- WRITTEN TASK
Nothing but the lines from the line with "Read this page and output its text content." through the end of the data is to be copied, and each is to be copied exactly.
## Begin RECORDS FOR THIS EXERCISE
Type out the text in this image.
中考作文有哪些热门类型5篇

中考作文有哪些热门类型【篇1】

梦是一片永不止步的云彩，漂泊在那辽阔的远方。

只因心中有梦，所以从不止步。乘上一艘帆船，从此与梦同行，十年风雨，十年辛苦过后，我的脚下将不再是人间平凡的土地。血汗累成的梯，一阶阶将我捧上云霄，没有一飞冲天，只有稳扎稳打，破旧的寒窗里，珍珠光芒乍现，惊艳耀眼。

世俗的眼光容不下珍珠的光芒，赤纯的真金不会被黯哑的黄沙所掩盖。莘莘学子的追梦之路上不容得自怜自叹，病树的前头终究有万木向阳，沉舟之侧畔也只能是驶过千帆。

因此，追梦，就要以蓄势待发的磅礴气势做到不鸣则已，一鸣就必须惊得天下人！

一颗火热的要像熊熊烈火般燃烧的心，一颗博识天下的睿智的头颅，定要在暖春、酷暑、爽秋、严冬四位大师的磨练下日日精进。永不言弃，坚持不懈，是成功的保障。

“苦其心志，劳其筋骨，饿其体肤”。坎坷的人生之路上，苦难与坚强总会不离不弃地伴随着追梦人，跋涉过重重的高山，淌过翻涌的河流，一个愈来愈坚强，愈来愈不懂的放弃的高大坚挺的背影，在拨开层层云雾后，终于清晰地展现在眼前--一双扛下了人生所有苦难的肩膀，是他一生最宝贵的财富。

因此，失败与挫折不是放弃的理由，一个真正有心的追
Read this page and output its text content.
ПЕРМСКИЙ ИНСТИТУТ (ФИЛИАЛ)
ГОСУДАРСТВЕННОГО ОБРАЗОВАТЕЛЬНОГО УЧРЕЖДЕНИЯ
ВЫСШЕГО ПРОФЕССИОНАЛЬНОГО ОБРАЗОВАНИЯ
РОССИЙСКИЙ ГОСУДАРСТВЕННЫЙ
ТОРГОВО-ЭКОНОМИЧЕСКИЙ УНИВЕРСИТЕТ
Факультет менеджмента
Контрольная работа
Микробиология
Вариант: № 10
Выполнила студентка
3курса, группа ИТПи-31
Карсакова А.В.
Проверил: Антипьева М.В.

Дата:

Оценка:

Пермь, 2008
## End RECORDS FOR THIS EXERCISE
- ANSWER TO THE EXERCISE
Read this page and output its text content.
ПЕРМСКИЙ ИНСТИТУТ (ФИЛИАЛ)
ГОСУДАРСТВЕННОГО ОБРАЗОВАТЕЛЬНОГО УЧРЕЖДЕНИЯ
ВЫСШЕГО ПРОФЕССИОНАЛЬНОГО ОБРАЗОВАНИЯ
РОССИЙСКИЙ ГОСУДАРСТВЕННЫЙ
ТОРГОВО-ЭКОНОМИЧЕСКИЙ УНИВЕРСИТЕТ
Факультет менеджмента
Контрольная работа
Микробиология
Вариант: № 10
Выполнила студентка
3курса, группа ИТПи-31
Карсакова А.В.
Проверил: Антипьева М.В.

Дата:

Оценка:

Пермь, 2008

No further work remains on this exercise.